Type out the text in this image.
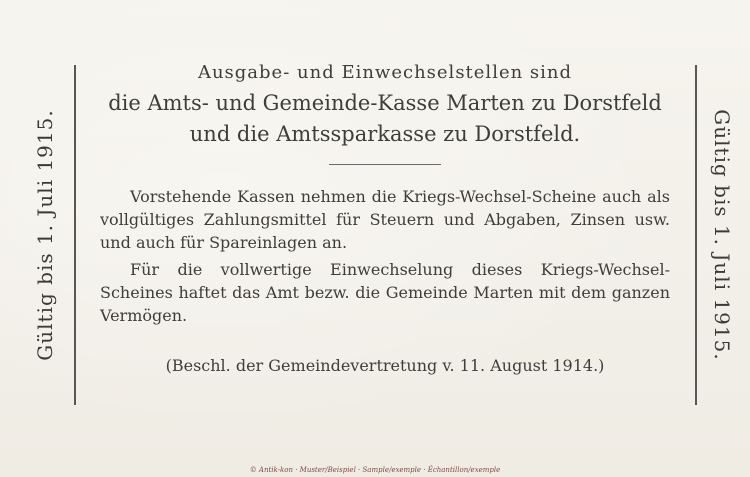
Gültig bis 1. Juli 1915.	Gültig bis 1. Juli 1915.

Ausgabe- und Einwechselstellen sind

die Amts- und Gemeinde-Kasse Marten zu Dorstfeld

und die Amtssparkasse zu Dorstfeld.

Vorstehende Kassen nehmen die Kriegs-Wechsel-Scheine auch als vollgültiges Zahlungsmittel für Steuern und Abgaben, Zinsen usw. und auch für Spareinlagen an.

Für die vollwertige Einwechselung dieses Kriegs-Wechsel-Scheines haftet das Amt bezw. die Gemeinde Marten mit dem ganzen Vermögen.

(Beschl. der Gemeindevertretung v. 11. August 1914.)
© Antik-kon · Muster/Beispiel · Sample/exemple · Échantillon/exemple
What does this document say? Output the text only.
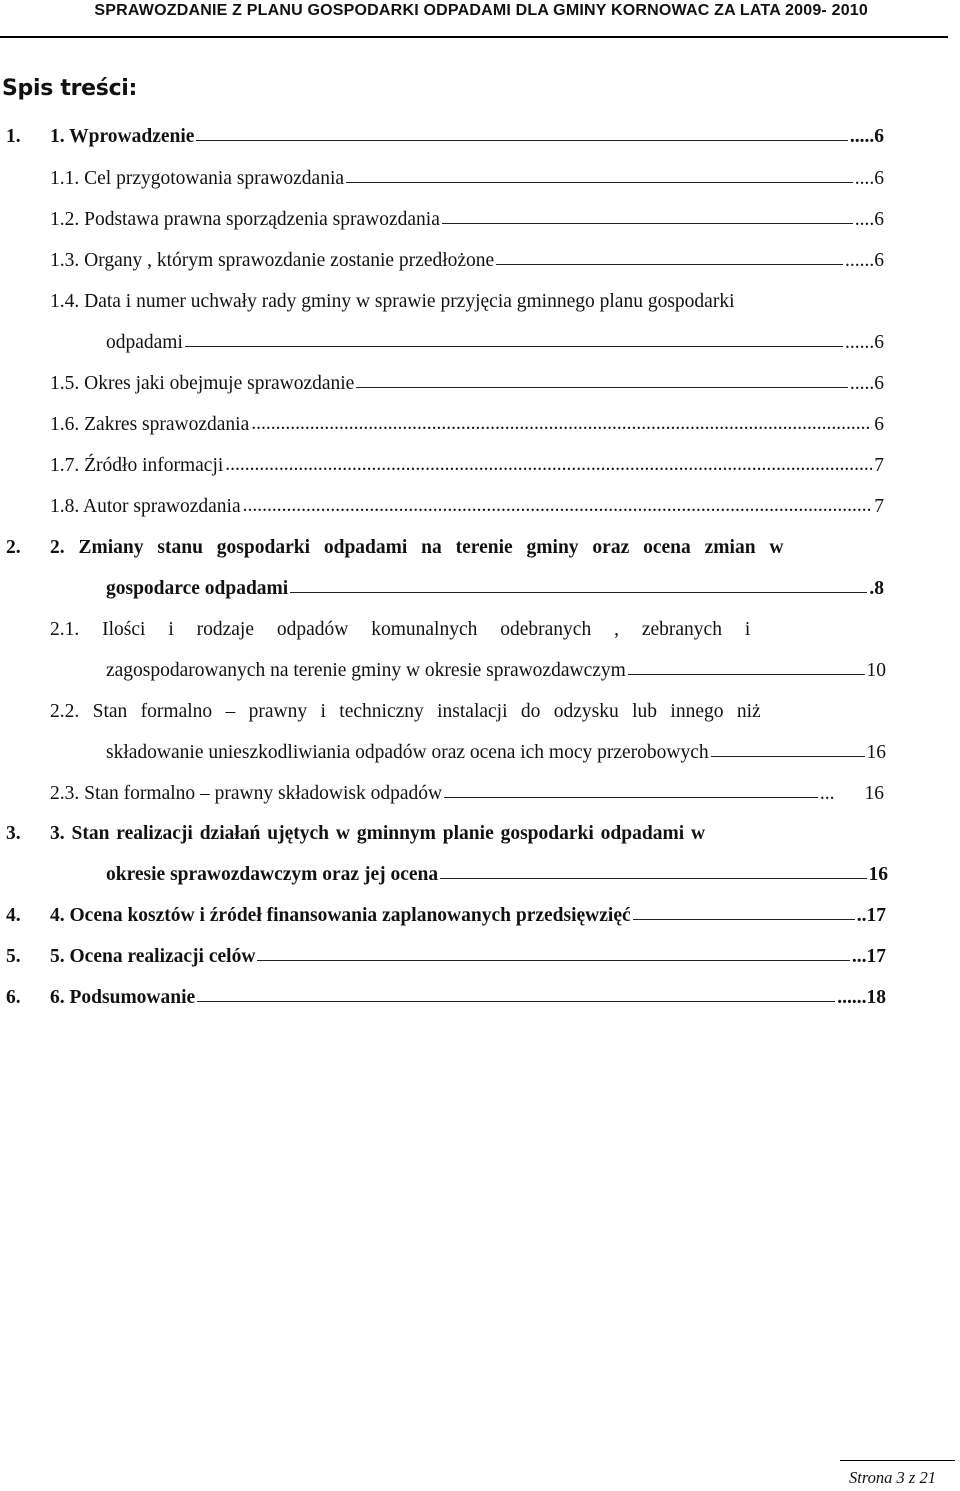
SPRAWOZDANIE Z PLANU GOSPODARKI ODPADAMI DLA GMINY KORNOWAC ZA LATA 2009- 2010
Spis treści:
1. 1. Wprowadzenie	.....6
1.1. Cel przygotowania sprawozdania	....6
1.2. Podstawa prawna sporządzenia sprawozdania	....6
1.3. Organy , którym sprawozdanie zostanie przedłożone	......6
1.4. Data i numer uchwały rady gminy w sprawie przyjęcia gminnego planu gospodarki
odpadami	......6
1.5. Okres jaki obejmuje sprawozdanie	.....6
1.6. Zakres sprawozdania .....	6
1.7. Źródło informacji .....	7
1.8. Autor sprawozdania .....	7
2. 2. Zmiany stanu gospodarki odpadami na terenie gminy oraz ocena zmian w
gospodarce odpadami	.8
2.1. Ilości i rodzaje odpadów komunalnych odebranych , zebranych i
zagospodarowanych na terenie gminy w okresie sprawozdawczym	10
2.2. Stan formalno – prawny i techniczny instalacji do odzysku lub innego niż
składowanie unieszkodliwiania odpadów oraz ocena ich mocy przerobowych	16
2.3. Stan formalno – prawny składowisk odpadów	... 16
3. 3. Stan realizacji działań ujętych w gminnym planie gospodarki odpadami w
okresie sprawozdawczym oraz jej ocena	16
4. 4. Ocena kosztów i źródeł finansowania zaplanowanych przedsięwzięć	..17
5. 5. Ocena realizacji celów	...17
6. 6. Podsumowanie	......18
Strona 3 z 21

§ Aim of the task:
Identify the lines above that contain the word "terenie", then copy them.

§ Solution for this problem:
2. 2. Zmiany stanu gospodarki odpadami na terenie gminy oraz ocena zmian w
zagospodarowanych na terenie gminy w okresie sprawozdawczym	10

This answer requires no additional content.